> _Instruction_: Check each line of the records below and collect those that include the word "site".

*** Stored records ***

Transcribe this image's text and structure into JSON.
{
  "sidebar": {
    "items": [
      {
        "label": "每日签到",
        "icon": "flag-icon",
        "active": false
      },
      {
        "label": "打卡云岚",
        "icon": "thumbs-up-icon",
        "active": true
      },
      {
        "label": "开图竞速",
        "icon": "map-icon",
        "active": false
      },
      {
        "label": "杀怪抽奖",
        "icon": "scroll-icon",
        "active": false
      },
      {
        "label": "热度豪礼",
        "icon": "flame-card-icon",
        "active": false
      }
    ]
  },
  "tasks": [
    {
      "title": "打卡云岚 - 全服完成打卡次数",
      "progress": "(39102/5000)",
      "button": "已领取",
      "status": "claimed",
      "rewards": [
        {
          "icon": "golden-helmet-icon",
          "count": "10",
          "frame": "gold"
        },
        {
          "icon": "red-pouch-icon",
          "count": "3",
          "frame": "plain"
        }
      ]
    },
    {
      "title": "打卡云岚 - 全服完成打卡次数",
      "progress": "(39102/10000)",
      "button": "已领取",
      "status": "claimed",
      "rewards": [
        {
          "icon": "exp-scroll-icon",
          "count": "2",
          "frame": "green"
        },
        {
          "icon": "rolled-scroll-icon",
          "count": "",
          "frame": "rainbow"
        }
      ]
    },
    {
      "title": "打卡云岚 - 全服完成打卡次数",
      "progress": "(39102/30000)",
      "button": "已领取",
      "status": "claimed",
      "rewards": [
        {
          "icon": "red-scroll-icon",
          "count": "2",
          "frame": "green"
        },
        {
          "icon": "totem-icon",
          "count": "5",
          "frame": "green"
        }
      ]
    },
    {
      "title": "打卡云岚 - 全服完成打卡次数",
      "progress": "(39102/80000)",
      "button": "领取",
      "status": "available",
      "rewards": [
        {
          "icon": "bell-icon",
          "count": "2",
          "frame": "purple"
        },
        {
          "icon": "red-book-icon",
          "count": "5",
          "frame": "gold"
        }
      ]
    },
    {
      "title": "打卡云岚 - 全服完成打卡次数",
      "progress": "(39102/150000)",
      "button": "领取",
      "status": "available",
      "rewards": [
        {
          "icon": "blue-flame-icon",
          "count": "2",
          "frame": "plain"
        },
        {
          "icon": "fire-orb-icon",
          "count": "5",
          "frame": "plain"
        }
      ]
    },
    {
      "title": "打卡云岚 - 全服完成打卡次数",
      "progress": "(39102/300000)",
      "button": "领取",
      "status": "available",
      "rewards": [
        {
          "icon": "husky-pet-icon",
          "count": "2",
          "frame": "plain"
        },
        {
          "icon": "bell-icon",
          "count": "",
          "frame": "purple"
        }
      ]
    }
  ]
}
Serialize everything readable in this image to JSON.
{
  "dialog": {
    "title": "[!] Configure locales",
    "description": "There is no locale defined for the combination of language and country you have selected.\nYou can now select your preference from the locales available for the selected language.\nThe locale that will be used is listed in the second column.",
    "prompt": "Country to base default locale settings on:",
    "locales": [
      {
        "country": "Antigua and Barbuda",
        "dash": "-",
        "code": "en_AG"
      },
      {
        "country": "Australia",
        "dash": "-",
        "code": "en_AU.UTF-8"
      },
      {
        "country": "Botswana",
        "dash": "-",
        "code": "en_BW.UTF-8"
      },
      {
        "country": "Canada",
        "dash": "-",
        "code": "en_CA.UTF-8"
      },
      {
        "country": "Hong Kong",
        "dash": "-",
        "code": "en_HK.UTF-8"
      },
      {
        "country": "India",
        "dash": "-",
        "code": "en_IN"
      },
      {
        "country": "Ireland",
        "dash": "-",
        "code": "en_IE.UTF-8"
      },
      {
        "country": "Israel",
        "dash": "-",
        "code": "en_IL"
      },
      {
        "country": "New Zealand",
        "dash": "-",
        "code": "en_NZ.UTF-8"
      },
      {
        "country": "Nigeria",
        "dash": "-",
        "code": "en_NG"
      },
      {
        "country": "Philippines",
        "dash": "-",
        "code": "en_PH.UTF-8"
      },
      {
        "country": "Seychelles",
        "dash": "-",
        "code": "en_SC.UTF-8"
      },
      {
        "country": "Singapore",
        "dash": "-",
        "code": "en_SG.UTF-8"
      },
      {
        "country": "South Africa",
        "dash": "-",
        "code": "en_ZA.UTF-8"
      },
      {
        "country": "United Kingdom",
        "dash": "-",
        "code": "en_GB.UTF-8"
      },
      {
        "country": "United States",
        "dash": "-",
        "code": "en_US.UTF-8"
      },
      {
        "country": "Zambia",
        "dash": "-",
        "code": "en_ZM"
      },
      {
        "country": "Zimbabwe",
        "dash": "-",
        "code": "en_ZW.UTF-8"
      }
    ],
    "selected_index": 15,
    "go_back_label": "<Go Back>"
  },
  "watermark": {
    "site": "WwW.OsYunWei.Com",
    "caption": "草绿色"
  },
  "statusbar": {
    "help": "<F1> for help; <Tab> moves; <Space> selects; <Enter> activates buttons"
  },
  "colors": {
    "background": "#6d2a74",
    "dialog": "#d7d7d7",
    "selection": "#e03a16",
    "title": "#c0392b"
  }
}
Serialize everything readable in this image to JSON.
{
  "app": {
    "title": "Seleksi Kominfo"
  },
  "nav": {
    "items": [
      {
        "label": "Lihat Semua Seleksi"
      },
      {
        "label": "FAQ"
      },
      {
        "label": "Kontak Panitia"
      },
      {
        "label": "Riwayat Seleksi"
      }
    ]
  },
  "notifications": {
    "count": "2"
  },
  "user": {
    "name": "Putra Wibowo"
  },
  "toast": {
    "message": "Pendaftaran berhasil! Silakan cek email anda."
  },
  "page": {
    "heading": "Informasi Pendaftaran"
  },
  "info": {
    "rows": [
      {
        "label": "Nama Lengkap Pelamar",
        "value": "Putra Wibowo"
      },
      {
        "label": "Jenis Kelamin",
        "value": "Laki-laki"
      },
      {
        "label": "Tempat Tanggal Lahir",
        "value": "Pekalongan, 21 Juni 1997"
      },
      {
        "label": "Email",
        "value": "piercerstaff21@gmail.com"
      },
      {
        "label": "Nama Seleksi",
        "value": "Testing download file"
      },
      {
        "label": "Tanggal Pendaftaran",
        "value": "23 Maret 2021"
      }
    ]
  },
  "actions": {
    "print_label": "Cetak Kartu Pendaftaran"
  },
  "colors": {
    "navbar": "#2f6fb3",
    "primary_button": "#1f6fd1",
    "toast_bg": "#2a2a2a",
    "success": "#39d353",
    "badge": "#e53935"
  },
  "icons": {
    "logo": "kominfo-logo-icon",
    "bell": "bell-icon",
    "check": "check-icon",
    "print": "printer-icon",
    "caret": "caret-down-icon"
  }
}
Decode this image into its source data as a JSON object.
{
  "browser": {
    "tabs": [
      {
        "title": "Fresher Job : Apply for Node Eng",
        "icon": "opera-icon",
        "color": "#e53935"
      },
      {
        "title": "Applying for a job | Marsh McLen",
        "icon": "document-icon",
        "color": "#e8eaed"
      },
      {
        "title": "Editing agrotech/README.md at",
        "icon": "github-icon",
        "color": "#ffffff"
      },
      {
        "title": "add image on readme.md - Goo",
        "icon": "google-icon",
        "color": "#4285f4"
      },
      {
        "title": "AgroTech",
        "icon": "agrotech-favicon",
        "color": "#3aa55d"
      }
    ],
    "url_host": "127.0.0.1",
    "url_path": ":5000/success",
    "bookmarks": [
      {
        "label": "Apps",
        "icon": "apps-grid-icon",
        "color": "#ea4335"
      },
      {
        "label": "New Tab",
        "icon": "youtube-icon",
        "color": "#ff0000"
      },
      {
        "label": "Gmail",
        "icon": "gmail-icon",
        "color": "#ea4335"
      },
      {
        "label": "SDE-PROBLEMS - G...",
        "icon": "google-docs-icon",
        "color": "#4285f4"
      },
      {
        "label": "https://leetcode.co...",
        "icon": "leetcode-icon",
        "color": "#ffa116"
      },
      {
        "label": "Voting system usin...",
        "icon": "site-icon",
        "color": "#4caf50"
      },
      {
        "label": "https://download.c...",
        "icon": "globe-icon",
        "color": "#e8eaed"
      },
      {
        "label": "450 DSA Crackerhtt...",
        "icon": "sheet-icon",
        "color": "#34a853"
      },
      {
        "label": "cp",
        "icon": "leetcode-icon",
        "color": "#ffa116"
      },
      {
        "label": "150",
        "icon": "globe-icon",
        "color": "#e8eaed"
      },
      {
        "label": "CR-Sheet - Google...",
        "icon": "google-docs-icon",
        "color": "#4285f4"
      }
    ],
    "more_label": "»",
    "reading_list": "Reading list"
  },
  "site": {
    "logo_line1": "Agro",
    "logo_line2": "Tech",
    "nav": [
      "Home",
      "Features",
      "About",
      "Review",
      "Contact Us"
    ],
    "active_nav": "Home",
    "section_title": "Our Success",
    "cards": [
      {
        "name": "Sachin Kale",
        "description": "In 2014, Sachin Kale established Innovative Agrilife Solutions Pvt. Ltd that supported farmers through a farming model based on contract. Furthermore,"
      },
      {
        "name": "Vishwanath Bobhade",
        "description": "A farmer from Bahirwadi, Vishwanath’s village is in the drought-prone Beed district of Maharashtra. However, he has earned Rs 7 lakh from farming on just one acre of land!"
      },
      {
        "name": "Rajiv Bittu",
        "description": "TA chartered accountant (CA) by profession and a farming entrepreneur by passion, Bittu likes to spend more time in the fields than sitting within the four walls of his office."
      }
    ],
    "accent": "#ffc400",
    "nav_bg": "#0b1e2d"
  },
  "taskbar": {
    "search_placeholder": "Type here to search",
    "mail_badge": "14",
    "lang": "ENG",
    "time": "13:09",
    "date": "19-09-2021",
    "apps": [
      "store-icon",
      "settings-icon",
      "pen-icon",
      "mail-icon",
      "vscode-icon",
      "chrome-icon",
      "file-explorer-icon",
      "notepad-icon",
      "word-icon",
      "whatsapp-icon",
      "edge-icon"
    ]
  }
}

***

> _Final answer_:
    "site": "WwW.OsYunWei.Com",
        "icon": "site-icon",
  "site": {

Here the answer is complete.